▶ **STATED EXERCISE**
Print the data exactly, leaving nothing out.

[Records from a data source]

▶

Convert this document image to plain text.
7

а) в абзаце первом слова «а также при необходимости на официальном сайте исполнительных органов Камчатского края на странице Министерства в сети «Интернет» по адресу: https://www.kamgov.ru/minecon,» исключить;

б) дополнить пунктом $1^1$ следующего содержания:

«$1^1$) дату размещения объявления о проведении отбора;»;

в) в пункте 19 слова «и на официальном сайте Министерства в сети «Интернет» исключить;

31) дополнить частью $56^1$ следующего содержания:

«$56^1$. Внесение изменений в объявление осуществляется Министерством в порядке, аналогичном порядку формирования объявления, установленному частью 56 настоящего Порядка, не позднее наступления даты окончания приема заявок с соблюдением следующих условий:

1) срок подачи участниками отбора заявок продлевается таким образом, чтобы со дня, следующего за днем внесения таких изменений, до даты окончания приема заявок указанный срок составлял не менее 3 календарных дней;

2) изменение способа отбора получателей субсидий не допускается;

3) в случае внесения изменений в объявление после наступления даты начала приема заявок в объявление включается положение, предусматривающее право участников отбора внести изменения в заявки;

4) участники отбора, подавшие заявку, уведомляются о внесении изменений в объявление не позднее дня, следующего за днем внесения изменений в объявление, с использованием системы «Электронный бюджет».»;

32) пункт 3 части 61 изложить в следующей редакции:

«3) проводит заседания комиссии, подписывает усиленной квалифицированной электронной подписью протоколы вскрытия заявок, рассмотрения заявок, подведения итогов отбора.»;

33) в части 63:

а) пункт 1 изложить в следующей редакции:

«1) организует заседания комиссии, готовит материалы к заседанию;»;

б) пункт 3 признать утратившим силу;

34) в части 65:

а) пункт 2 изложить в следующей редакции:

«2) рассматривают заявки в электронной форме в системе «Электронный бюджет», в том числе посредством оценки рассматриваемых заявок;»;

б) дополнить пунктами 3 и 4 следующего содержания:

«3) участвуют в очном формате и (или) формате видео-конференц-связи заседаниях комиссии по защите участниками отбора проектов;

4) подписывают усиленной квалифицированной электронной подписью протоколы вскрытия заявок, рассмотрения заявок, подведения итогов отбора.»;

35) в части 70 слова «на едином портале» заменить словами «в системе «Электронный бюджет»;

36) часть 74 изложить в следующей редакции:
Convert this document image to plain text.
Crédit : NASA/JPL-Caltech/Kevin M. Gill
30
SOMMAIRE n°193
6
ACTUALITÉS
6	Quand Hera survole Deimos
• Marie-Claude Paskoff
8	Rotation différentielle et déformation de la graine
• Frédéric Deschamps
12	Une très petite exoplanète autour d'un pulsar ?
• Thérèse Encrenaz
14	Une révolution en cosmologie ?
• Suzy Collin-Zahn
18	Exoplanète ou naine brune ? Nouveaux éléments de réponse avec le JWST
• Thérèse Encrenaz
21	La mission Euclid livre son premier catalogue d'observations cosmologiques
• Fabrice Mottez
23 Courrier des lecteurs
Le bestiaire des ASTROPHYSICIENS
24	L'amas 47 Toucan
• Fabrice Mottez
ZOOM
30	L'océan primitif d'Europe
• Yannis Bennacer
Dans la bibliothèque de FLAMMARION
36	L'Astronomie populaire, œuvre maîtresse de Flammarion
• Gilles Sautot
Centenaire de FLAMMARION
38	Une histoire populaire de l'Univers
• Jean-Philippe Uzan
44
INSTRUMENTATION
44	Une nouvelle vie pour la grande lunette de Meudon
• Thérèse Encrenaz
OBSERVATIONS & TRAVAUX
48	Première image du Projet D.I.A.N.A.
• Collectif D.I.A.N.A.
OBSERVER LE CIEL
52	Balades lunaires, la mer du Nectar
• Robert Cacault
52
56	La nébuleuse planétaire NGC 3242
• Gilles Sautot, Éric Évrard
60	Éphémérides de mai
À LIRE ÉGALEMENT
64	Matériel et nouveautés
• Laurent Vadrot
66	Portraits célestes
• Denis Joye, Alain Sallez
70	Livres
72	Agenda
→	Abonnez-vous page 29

◀

▶ **EXERCISE RESPONSE**
Convert this document image to plain text.
7

а) в абзаце первом слова «а также при необходимости на официальном сайте исполнительных органов Камчатского края на странице Министерства в сети «Интернет» по адресу: https://www.kamgov.ru/minecon,» исключить;

б) дополнить пунктом $1^1$ следующего содержания:

«$1^1$) дату размещения объявления о проведении отбора;»;

в) в пункте 19 слова «и на официальном сайте Министерства в сети «Интернет» исключить;

31) дополнить частью $56^1$ следующего содержания:

«$56^1$. Внесение изменений в объявление осуществляется Министерством в порядке, аналогичном порядку формирования объявления, установленному частью 56 настоящего Порядка, не позднее наступления даты окончания приема заявок с соблюдением следующих условий:

1) срок подачи участниками отбора заявок продлевается таким образом, чтобы со дня, следующего за днем внесения таких изменений, до даты окончания приема заявок указанный срок составлял не менее 3 календарных дней;

2) изменение способа отбора получателей субсидий не допускается;

3) в случае внесения изменений в объявление после наступления даты начала приема заявок в объявление включается положение, предусматривающее право участников отбора внести изменения в заявки;

4) участники отбора, подавшие заявку, уведомляются о внесении изменений в объявление не позднее дня, следующего за днем внесения изменений в объявление, с использованием системы «Электронный бюджет».»;

32) пункт 3 части 61 изложить в следующей редакции:

«3) проводит заседания комиссии, подписывает усиленной квалифицированной электронной подписью протоколы вскрытия заявок, рассмотрения заявок, подведения итогов отбора.»;

33) в части 63:

а) пункт 1 изложить в следующей редакции:

«1) организует заседания комиссии, готовит материалы к заседанию;»;

б) пункт 3 признать утратившим силу;

34) в части 65:

а) пункт 2 изложить в следующей редакции:

«2) рассматривают заявки в электронной форме в системе «Электронный бюджет», в том числе посредством оценки рассматриваемых заявок;»;

б) дополнить пунктами 3 и 4 следующего содержания:

«3) участвуют в очном формате и (или) формате видео-конференц-связи заседаниях комиссии по защите участниками отбора проектов;

4) подписывают усиленной квалифицированной электронной подписью протоколы вскрытия заявок, рассмотрения заявок, подведения итогов отбора.»;

35) в части 70 слова «на едином портале» заменить словами «в системе «Электронный бюджет»;

36) часть 74 изложить в следующей редакции:
Convert this document image to plain text.
Crédit : NASA/JPL-Caltech/Kevin M. Gill
30
SOMMAIRE n°193
6
ACTUALITÉS
6	Quand Hera survole Deimos
• Marie-Claude Paskoff
8	Rotation différentielle et déformation de la graine
• Frédéric Deschamps
12	Une très petite exoplanète autour d'un pulsar ?
• Thérèse Encrenaz
14	Une révolution en cosmologie ?
• Suzy Collin-Zahn
18	Exoplanète ou naine brune ? Nouveaux éléments de réponse avec le JWST
• Thérèse Encrenaz
21	La mission Euclid livre son premier catalogue d'observations cosmologiques
• Fabrice Mottez
23 Courrier des lecteurs
Le bestiaire des ASTROPHYSICIENS
24	L'amas 47 Toucan
• Fabrice Mottez
ZOOM
30	L'océan primitif d'Europe
• Yannis Bennacer
Dans la bibliothèque de FLAMMARION
36	L'Astronomie populaire, œuvre maîtresse de Flammarion
• Gilles Sautot
Centenaire de FLAMMARION
38	Une histoire populaire de l'Univers
• Jean-Philippe Uzan
44
INSTRUMENTATION
44	Une nouvelle vie pour la grande lunette de Meudon
• Thérèse Encrenaz
OBSERVATIONS & TRAVAUX
48	Première image du Projet D.I.A.N.A.
• Collectif D.I.A.N.A.
OBSERVER LE CIEL
52	Balades lunaires, la mer du Nectar
• Robert Cacault
52
56	La nébuleuse planétaire NGC 3242
• Gilles Sautot, Éric Évrard
60	Éphémérides de mai
À LIRE ÉGALEMENT
64	Matériel et nouveautés
• Laurent Vadrot
66	Portraits célestes
• Denis Joye, Alain Sallez
70	Livres
72	Agenda
→	Abonnez-vous page 29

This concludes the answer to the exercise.